BEGIN Data for this task

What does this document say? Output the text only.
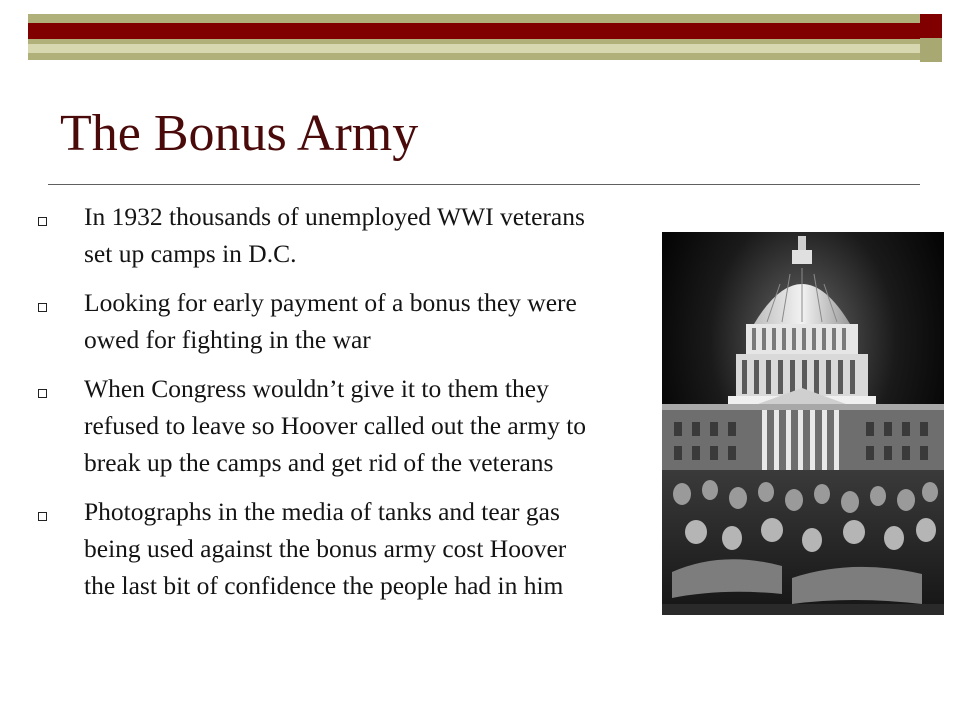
The Bonus Army
In 1932 thousands of unemployed WWI veterans set up camps in D.C.
Looking for early payment of a bonus they were owed for fighting in the war
When Congress wouldn’t give it to them they refused to leave so Hoover called out the army to break up the camps and get rid of the veterans
Photographs in the media of tanks and tear gas being used against the bonus army cost Hoover the last bit of confidence the people had in him
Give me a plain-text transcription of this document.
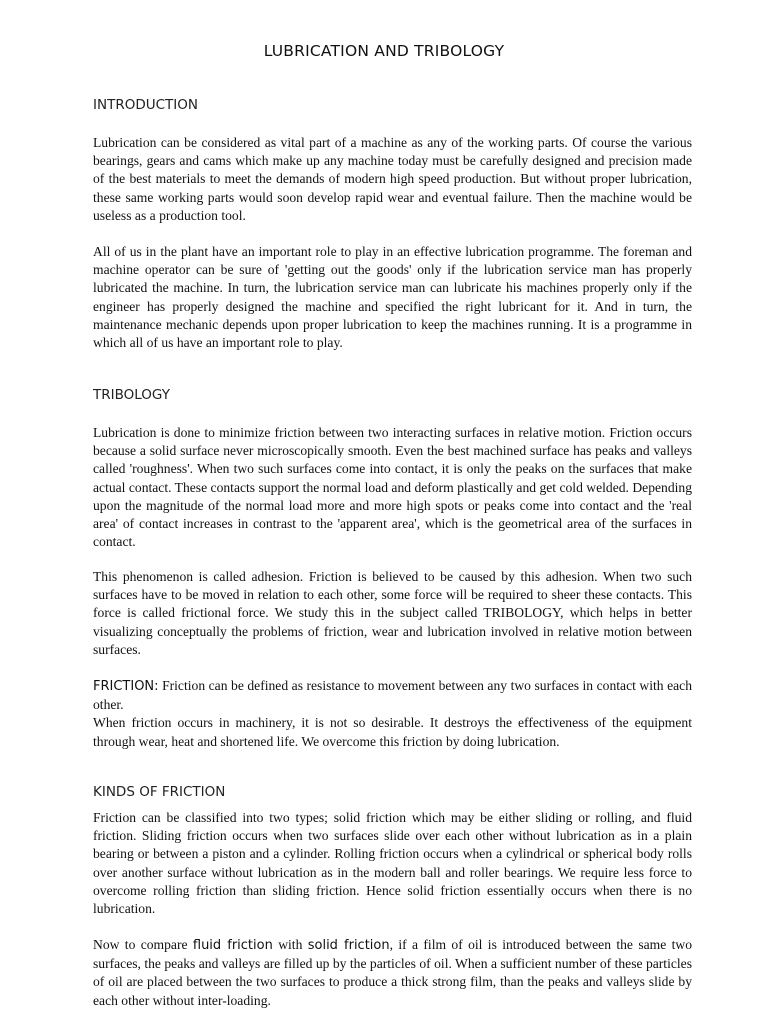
LUBRICATION AND TRIBOLOGY
INTRODUCTION

Lubrication can be considered as vital part of a machine as any of the working parts. Of course the various bearings, gears and cams which make up any machine today must be carefully designed and precision made of the best materials to meet the demands of modern high speed production. But without proper lubrication, these same working parts would soon develop rapid wear and eventual failure. Then the machine would be useless as a production tool.

All of us in the plant have an important role to play in an effective lubrication programme. The foreman and machine operator can be sure of 'getting out the goods' only if the lubrication service man has properly lubricated the machine. In turn, the lubrication service man can lubricate his machines properly only if the engineer has properly designed the machine and specified the right lubricant for it. And in turn, the maintenance mechanic depends upon proper lubrication to keep the machines running. It is a programme in which all of us have an important role to play.

TRIBOLOGY

Lubrication is done to minimize friction between two interacting surfaces in relative motion. Friction occurs because a solid surface never microscopically smooth. Even the best machined surface has peaks and valleys called 'roughness'. When two such surfaces come into contact, it is only the peaks on the surfaces that make actual contact. These contacts support the normal load and deform plastically and get cold welded. Depending upon the magnitude of the normal load more and more high spots or peaks come into contact and the 'real area' of contact increases in contrast to the 'apparent area', which is the geometrical area of the surfaces in contact.

This phenomenon is called adhesion. Friction is believed to be caused by this adhesion. When two such surfaces have to be moved in relation to each other, some force will be required to sheer these contacts. This force is called frictional force. We study this in the subject called TRIBOLOGY, which helps in better visualizing conceptually the problems of friction, wear and lubrication involved in relative motion between surfaces.

FRICTION: Friction can be defined as resistance to movement between any two surfaces in contact with each other.
When friction occurs in machinery, it is not so desirable. It destroys the effectiveness of the equipment through wear, heat and shortened life. We overcome this friction by doing lubrication.

KINDS OF FRICTION

Friction can be classified into two types; solid friction which may be either sliding or rolling, and fluid friction. Sliding friction occurs when two surfaces slide over each other without lubrication as in a plain bearing or between a piston and a cylinder. Rolling friction occurs when a cylindrical or spherical body rolls over another surface without lubrication as in the modern ball and roller bearings. We require less force to overcome rolling friction than sliding friction. Hence solid friction essentially occurs when there is no lubrication.

Now to compare fluid friction with solid friction, if a film of oil is introduced between the same two surfaces, the peaks and valleys are filled up by the particles of oil. When a sufficient number of these particles of oil are placed between the two surfaces to produce a thick strong film, than the peaks and valleys slide by each other without inter-loading.
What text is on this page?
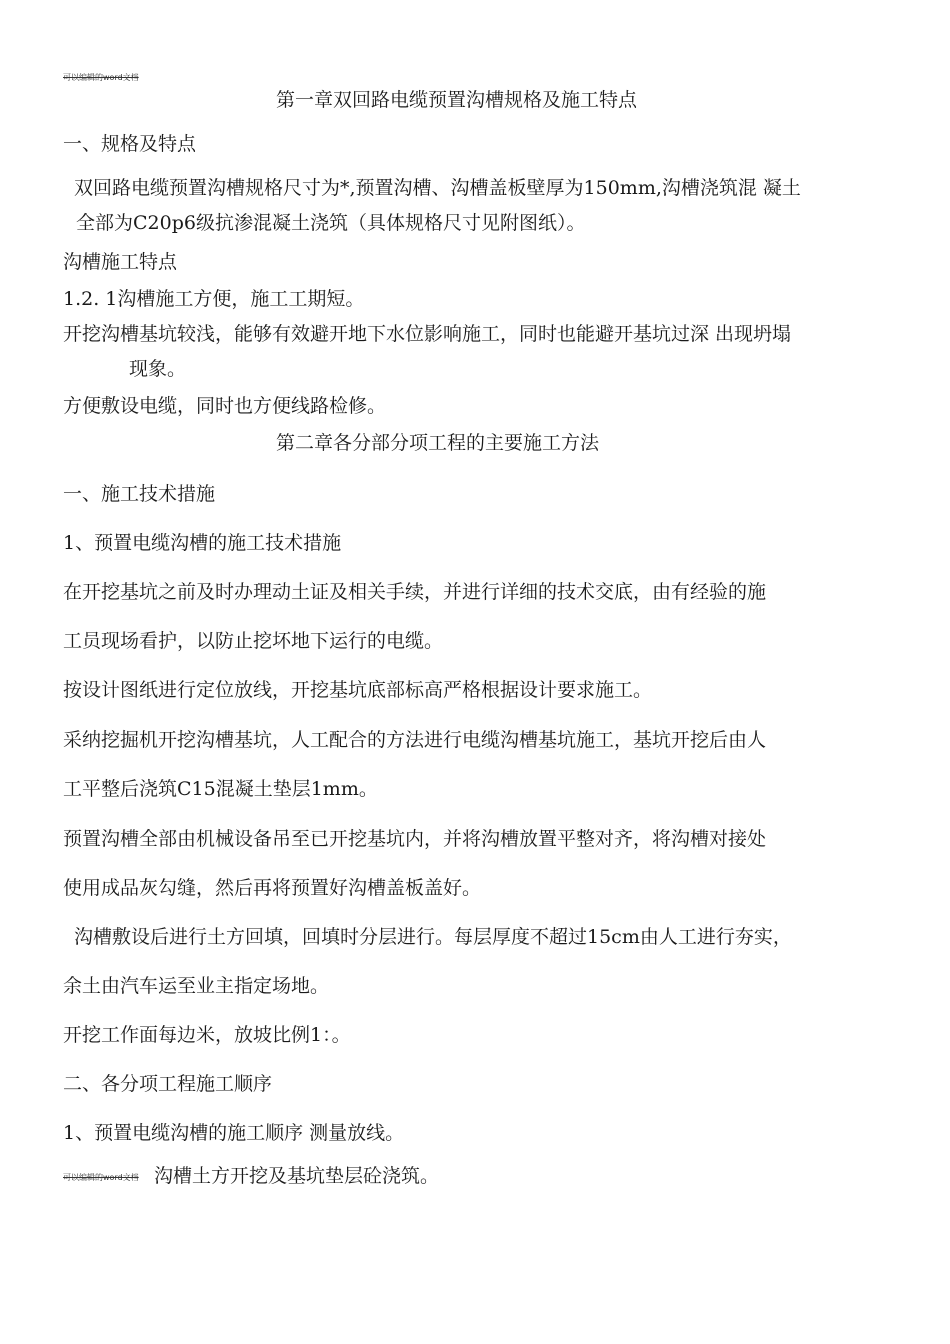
可以编辑的word文档
第一章双回路电缆预置沟槽规格及施工特点
一、规格及特点
双回路电缆预置沟槽规格尺寸为*,预置沟槽、沟槽盖板壁厚为150mm,沟槽浇筑混 凝土
全部为C20p6级抗渗混凝土浇筑（具体规格尺寸见附图纸）。
沟槽施工特点
1.2. 1沟槽施工方便，施工工期短。
开挖沟槽基坑较浅，能够有效避开地下水位影响施工，同时也能避开基坑过深 出现坍塌
现象。
方便敷设电缆，同时也方便线路检修。
第二章各分部分项工程的主要施工方法
一、施工技术措施
1、预置电缆沟槽的施工技术措施
在开挖基坑之前及时办理动土证及相关手续，并进行详细的技术交底，由有经验的施
工员现场看护，以防止挖坏地下运行的电缆。
按设计图纸进行定位放线，开挖基坑底部标高严格根据设计要求施工。
采纳挖掘机开挖沟槽基坑，人工配合的方法进行电缆沟槽基坑施工，基坑开挖后由人
工平整后浇筑C15混凝土垫层1mm。
预置沟槽全部由机械设备吊至已开挖基坑内，并将沟槽放置平整对齐，将沟槽对接处
使用成品灰勾缝，然后再将预置好沟槽盖板盖好。
沟槽敷设后进行土方回填，回填时分层进行。每层厚度不超过15cm由人工进行夯实，
余土由汽车运至业主指定场地。
开挖工作面每边米，放坡比例1：。
二、各分项工程施工顺序
1、预置电缆沟槽的施工顺序 测量放线。
可以编辑的word文档 沟槽土方开挖及基坑垫层砼浇筑。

END Data for this task

> [Set task] Every line of text is to be repeated exactly; pictures are left out.

> [Task response]
What does this document say? Output the text only.
The Bonus Army
In 1932 thousands of unemployed WWI veterans set up camps in D.C.
Looking for early payment of a bonus they were owed for fighting in the war
When Congress wouldn’t give it to them they refused to leave so Hoover called out the army to break up the camps and get rid of the veterans
Photographs in the media of tanks and tear gas being used against the bonus army cost Hoover the last bit of confidence the people had in him
Give me a plain-text transcription of this document.
LUBRICATION AND TRIBOLOGY
INTRODUCTION

Lubrication can be considered as vital part of a machine as any of the working parts. Of course the various bearings, gears and cams which make up any machine today must be carefully designed and precision made of the best materials to meet the demands of modern high speed production. But without proper lubrication, these same working parts would soon develop rapid wear and eventual failure. Then the machine would be useless as a production tool.

All of us in the plant have an important role to play in an effective lubrication programme. The foreman and machine operator can be sure of 'getting out the goods' only if the lubrication service man has properly lubricated the machine. In turn, the lubrication service man can lubricate his machines properly only if the engineer has properly designed the machine and specified the right lubricant for it. And in turn, the maintenance mechanic depends upon proper lubrication to keep the machines running. It is a programme in which all of us have an important role to play.

TRIBOLOGY

Lubrication is done to minimize friction between two interacting surfaces in relative motion. Friction occurs because a solid surface never microscopically smooth. Even the best machined surface has peaks and valleys called 'roughness'. When two such surfaces come into contact, it is only the peaks on the surfaces that make actual contact. These contacts support the normal load and deform plastically and get cold welded. Depending upon the magnitude of the normal load more and more high spots or peaks come into contact and the 'real area' of contact increases in contrast to the 'apparent area', which is the geometrical area of the surfaces in contact.

This phenomenon is called adhesion. Friction is believed to be caused by this adhesion. When two such surfaces have to be moved in relation to each other, some force will be required to sheer these contacts. This force is called frictional force. We study this in the subject called TRIBOLOGY, which helps in better visualizing conceptually the problems of friction, wear and lubrication involved in relative motion between surfaces.

FRICTION: Friction can be defined as resistance to movement between any two surfaces in contact with each other.
When friction occurs in machinery, it is not so desirable. It destroys the effectiveness of the equipment through wear, heat and shortened life. We overcome this friction by doing lubrication.

KINDS OF FRICTION

Friction can be classified into two types; solid friction which may be either sliding or rolling, and fluid friction. Sliding friction occurs when two surfaces slide over each other without lubrication as in a plain bearing or between a piston and a cylinder. Rolling friction occurs when a cylindrical or spherical body rolls over another surface without lubrication as in the modern ball and roller bearings. We require less force to overcome rolling friction than sliding friction. Hence solid friction essentially occurs when there is no lubrication.

Now to compare fluid friction with solid friction, if a film of oil is introduced between the same two surfaces, the peaks and valleys are filled up by the particles of oil. When a sufficient number of these particles of oil are placed between the two surfaces to produce a thick strong film, than the peaks and valleys slide by each other without inter-loading.
What text is on this page?
可以编辑的word文档
第一章双回路电缆预置沟槽规格及施工特点
一、规格及特点
双回路电缆预置沟槽规格尺寸为*,预置沟槽、沟槽盖板壁厚为150mm,沟槽浇筑混 凝土
全部为C20p6级抗渗混凝土浇筑（具体规格尺寸见附图纸）。
沟槽施工特点
1.2. 1沟槽施工方便，施工工期短。
开挖沟槽基坑较浅，能够有效避开地下水位影响施工，同时也能避开基坑过深 出现坍塌
现象。
方便敷设电缆，同时也方便线路检修。
第二章各分部分项工程的主要施工方法
一、施工技术措施
1、预置电缆沟槽的施工技术措施
在开挖基坑之前及时办理动土证及相关手续，并进行详细的技术交底，由有经验的施
工员现场看护，以防止挖坏地下运行的电缆。
按设计图纸进行定位放线，开挖基坑底部标高严格根据设计要求施工。
采纳挖掘机开挖沟槽基坑，人工配合的方法进行电缆沟槽基坑施工，基坑开挖后由人
工平整后浇筑C15混凝土垫层1mm。
预置沟槽全部由机械设备吊至已开挖基坑内，并将沟槽放置平整对齐，将沟槽对接处
使用成品灰勾缝，然后再将预置好沟槽盖板盖好。
沟槽敷设后进行土方回填，回填时分层进行。每层厚度不超过15cm由人工进行夯实，
余土由汽车运至业主指定场地。
开挖工作面每边米，放坡比例1：。
二、各分项工程施工顺序
1、预置电缆沟槽的施工顺序 测量放线。
可以编辑的word文档 沟槽土方开挖及基坑垫层砼浇筑。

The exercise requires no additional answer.